* _What to work on_
Write out each line of the entries below, character for character.

* _Input for this task_
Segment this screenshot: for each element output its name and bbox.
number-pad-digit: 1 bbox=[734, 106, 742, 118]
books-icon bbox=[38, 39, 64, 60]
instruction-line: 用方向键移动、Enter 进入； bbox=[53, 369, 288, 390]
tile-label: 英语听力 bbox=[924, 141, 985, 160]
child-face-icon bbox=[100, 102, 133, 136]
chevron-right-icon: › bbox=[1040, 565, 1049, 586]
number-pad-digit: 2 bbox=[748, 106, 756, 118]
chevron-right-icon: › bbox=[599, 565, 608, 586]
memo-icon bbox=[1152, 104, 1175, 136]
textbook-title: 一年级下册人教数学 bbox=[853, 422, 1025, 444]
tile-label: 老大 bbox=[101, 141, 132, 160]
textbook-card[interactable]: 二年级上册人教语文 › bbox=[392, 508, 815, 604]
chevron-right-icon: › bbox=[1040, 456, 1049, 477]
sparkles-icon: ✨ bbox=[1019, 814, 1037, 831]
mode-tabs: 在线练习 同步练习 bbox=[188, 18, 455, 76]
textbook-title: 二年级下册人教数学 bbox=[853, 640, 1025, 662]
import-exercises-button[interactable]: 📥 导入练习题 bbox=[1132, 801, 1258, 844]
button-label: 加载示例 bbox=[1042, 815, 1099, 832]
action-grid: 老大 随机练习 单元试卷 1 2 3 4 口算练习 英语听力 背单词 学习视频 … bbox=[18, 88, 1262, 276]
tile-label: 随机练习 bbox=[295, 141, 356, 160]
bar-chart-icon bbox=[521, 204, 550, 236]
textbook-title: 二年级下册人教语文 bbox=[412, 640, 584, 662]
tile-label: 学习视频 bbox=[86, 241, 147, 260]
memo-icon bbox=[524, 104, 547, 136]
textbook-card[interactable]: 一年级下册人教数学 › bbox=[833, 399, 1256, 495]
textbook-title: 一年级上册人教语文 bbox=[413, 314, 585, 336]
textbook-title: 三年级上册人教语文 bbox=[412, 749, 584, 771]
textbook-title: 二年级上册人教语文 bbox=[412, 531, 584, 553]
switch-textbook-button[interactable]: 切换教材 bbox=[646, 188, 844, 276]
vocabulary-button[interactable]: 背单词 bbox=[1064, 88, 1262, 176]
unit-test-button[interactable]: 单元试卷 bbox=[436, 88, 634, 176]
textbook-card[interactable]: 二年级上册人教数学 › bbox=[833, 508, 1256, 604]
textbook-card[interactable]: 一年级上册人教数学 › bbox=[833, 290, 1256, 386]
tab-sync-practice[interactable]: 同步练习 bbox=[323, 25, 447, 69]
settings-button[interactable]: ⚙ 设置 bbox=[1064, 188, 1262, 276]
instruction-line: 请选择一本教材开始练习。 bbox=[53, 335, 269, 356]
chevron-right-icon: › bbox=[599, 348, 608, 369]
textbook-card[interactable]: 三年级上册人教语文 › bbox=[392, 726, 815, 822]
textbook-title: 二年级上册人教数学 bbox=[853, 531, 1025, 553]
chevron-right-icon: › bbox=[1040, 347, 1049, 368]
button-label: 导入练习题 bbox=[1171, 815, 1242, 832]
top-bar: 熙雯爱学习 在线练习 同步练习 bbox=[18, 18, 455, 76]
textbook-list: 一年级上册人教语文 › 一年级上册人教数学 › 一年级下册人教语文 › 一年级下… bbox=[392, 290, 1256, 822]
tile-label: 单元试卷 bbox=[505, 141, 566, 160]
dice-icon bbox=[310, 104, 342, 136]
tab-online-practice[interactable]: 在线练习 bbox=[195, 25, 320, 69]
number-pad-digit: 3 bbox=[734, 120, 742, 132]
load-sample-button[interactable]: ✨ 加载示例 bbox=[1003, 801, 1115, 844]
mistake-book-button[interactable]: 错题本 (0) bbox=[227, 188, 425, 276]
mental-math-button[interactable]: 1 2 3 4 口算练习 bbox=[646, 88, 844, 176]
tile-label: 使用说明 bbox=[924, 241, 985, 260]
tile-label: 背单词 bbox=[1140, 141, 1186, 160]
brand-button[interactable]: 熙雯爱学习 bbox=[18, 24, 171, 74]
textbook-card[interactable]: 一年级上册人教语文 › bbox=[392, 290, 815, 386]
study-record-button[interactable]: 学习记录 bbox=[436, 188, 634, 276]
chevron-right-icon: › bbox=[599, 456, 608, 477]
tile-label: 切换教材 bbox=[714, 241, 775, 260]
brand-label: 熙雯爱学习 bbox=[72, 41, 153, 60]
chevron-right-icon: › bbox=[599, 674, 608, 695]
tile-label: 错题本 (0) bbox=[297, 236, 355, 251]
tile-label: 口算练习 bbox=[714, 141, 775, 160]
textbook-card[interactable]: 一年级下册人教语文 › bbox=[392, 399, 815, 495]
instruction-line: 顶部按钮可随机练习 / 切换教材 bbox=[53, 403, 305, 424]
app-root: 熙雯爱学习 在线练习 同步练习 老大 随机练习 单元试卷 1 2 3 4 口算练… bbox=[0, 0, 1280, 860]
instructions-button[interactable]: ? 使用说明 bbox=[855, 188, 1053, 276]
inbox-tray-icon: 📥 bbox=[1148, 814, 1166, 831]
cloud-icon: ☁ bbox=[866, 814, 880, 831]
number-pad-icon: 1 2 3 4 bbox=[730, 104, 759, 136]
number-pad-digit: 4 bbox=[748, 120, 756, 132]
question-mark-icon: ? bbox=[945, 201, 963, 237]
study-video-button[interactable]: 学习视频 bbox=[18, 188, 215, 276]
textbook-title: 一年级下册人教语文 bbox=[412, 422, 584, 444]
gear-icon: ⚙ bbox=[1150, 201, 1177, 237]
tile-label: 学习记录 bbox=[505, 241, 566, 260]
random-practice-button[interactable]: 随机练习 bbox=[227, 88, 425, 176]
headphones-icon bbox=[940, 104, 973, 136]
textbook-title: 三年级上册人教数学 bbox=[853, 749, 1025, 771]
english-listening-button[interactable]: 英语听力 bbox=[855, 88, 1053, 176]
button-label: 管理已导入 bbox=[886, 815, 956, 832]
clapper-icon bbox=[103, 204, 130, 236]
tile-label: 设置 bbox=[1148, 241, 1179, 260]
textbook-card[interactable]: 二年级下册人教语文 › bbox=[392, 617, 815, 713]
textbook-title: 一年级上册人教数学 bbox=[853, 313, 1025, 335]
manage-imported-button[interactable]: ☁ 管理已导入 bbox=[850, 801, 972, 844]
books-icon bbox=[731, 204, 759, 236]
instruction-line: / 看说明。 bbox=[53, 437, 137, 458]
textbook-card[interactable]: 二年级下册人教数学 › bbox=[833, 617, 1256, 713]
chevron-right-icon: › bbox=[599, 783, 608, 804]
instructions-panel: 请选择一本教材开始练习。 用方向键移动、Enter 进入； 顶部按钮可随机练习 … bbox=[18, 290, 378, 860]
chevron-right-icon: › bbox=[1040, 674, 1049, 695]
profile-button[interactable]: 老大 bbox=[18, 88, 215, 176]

* _Answer to the problem_
Segment this screenshot: for each element output its name and bbox.
number-pad-digit: 1 bbox=[734, 106, 742, 118]
books-icon bbox=[38, 39, 64, 60]
instruction-line: 用方向键移动、Enter 进入； bbox=[53, 369, 288, 390]
tile-label: 英语听力 bbox=[924, 141, 985, 160]
child-face-icon bbox=[100, 102, 133, 136]
chevron-right-icon: › bbox=[1040, 565, 1049, 586]
number-pad-digit: 2 bbox=[748, 106, 756, 118]
chevron-right-icon: › bbox=[599, 565, 608, 586]
memo-icon bbox=[1152, 104, 1175, 136]
textbook-title: 一年级下册人教数学 bbox=[853, 422, 1025, 444]
tile-label: 老大 bbox=[101, 141, 132, 160]
textbook-card[interactable]: 二年级上册人教语文 › bbox=[392, 508, 815, 604]
chevron-right-icon: › bbox=[1040, 456, 1049, 477]
sparkles-icon: ✨ bbox=[1019, 814, 1037, 831]
mode-tabs: 在线练习 同步练习 bbox=[188, 18, 455, 76]
textbook-title: 二年级下册人教数学 bbox=[853, 640, 1025, 662]
import-exercises-button[interactable]: 📥 导入练习题 bbox=[1132, 801, 1258, 844]
button-label: 加载示例 bbox=[1042, 815, 1099, 832]
action-grid: 老大 随机练习 单元试卷 1 2 3 4 口算练习 英语听力 背单词 学习视频 … bbox=[18, 88, 1262, 276]
tile-label: 随机练习 bbox=[295, 141, 356, 160]
bar-chart-icon bbox=[521, 204, 550, 236]
textbook-title: 二年级下册人教语文 bbox=[412, 640, 584, 662]
tile-label: 学习视频 bbox=[86, 241, 147, 260]
memo-icon bbox=[524, 104, 547, 136]
textbook-card[interactable]: 一年级下册人教数学 › bbox=[833, 399, 1256, 495]
textbook-title: 一年级上册人教语文 bbox=[413, 314, 585, 336]
textbook-title: 三年级上册人教语文 bbox=[412, 749, 584, 771]
textbook-title: 二年级上册人教语文 bbox=[412, 531, 584, 553]
switch-textbook-button[interactable]: 切换教材 bbox=[646, 188, 844, 276]
vocabulary-button[interactable]: 背单词 bbox=[1064, 88, 1262, 176]
unit-test-button[interactable]: 单元试卷 bbox=[436, 88, 634, 176]
textbook-card[interactable]: 二年级上册人教数学 › bbox=[833, 508, 1256, 604]
textbook-card[interactable]: 一年级上册人教数学 › bbox=[833, 290, 1256, 386]
tab-sync-practice[interactable]: 同步练习 bbox=[323, 25, 447, 69]
settings-button[interactable]: ⚙ 设置 bbox=[1064, 188, 1262, 276]
instruction-line: 请选择一本教材开始练习。 bbox=[53, 335, 269, 356]
chevron-right-icon: › bbox=[599, 348, 608, 369]
textbook-card[interactable]: 三年级上册人教语文 › bbox=[392, 726, 815, 822]
textbook-title: 二年级上册人教数学 bbox=[853, 531, 1025, 553]
chevron-right-icon: › bbox=[1040, 347, 1049, 368]
button-label: 导入练习题 bbox=[1171, 815, 1242, 832]
top-bar: 熙雯爱学习 在线练习 同步练习 bbox=[18, 18, 455, 76]
textbook-list: 一年级上册人教语文 › 一年级上册人教数学 › 一年级下册人教语文 › 一年级下… bbox=[392, 290, 1256, 822]
tile-label: 单元试卷 bbox=[505, 141, 566, 160]
dice-icon bbox=[310, 104, 342, 136]
tab-online-practice[interactable]: 在线练习 bbox=[195, 25, 320, 69]
number-pad-digit: 3 bbox=[734, 120, 742, 132]
load-sample-button[interactable]: ✨ 加载示例 bbox=[1003, 801, 1115, 844]
mistake-book-button[interactable]: 错题本 (0) bbox=[227, 188, 425, 276]
mental-math-button[interactable]: 1 2 3 4 口算练习 bbox=[646, 88, 844, 176]
tile-label: 使用说明 bbox=[924, 241, 985, 260]
tile-label: 背单词 bbox=[1140, 141, 1186, 160]
brand-button[interactable]: 熙雯爱学习 bbox=[18, 24, 171, 74]
textbook-card[interactable]: 一年级上册人教语文 › bbox=[392, 290, 815, 386]
study-record-button[interactable]: 学习记录 bbox=[436, 188, 634, 276]
chevron-right-icon: › bbox=[599, 456, 608, 477]
tile-label: 切换教材 bbox=[714, 241, 775, 260]
brand-label: 熙雯爱学习 bbox=[72, 41, 153, 60]
chevron-right-icon: › bbox=[599, 674, 608, 695]
tile-label: 错题本 (0) bbox=[297, 236, 355, 251]
tile-label: 口算练习 bbox=[714, 141, 775, 160]
textbook-card[interactable]: 一年级下册人教语文 › bbox=[392, 399, 815, 495]
instruction-line: 顶部按钮可随机练习 / 切换教材 bbox=[53, 403, 305, 424]
app-root: 熙雯爱学习 在线练习 同步练习 老大 随机练习 单元试卷 1 2 3 4 口算练… bbox=[0, 0, 1280, 860]
instructions-button[interactable]: ? 使用说明 bbox=[855, 188, 1053, 276]
inbox-tray-icon: 📥 bbox=[1148, 814, 1166, 831]
cloud-icon: ☁ bbox=[866, 814, 880, 831]
number-pad-icon: 1 2 3 4 bbox=[730, 104, 759, 136]
number-pad-digit: 4 bbox=[748, 120, 756, 132]
question-mark-icon: ? bbox=[945, 201, 963, 237]
study-video-button[interactable]: 学习视频 bbox=[18, 188, 215, 276]
textbook-title: 一年级下册人教语文 bbox=[412, 422, 584, 444]
gear-icon: ⚙ bbox=[1150, 201, 1177, 237]
tile-label: 学习记录 bbox=[505, 241, 566, 260]
random-practice-button[interactable]: 随机练习 bbox=[227, 88, 425, 176]
headphones-icon bbox=[940, 104, 973, 136]
textbook-title: 三年级上册人教数学 bbox=[853, 749, 1025, 771]
english-listening-button[interactable]: 英语听力 bbox=[855, 88, 1053, 176]
button-label: 管理已导入 bbox=[886, 815, 956, 832]
clapper-icon bbox=[103, 204, 130, 236]
tile-label: 设置 bbox=[1148, 241, 1179, 260]
textbook-card[interactable]: 二年级下册人教语文 › bbox=[392, 617, 815, 713]
textbook-title: 一年级上册人教数学 bbox=[853, 313, 1025, 335]
manage-imported-button[interactable]: ☁ 管理已导入 bbox=[850, 801, 972, 844]
books-icon bbox=[731, 204, 759, 236]
instruction-line: / 看说明。 bbox=[53, 437, 137, 458]
textbook-card[interactable]: 二年级下册人教数学 › bbox=[833, 617, 1256, 713]
chevron-right-icon: › bbox=[599, 783, 608, 804]
instructions-panel: 请选择一本教材开始练习。 用方向键移动、Enter 进入； 顶部按钮可随机练习 … bbox=[18, 290, 378, 860]
chevron-right-icon: › bbox=[1040, 674, 1049, 695]
profile-button[interactable]: 老大 bbox=[18, 88, 215, 176]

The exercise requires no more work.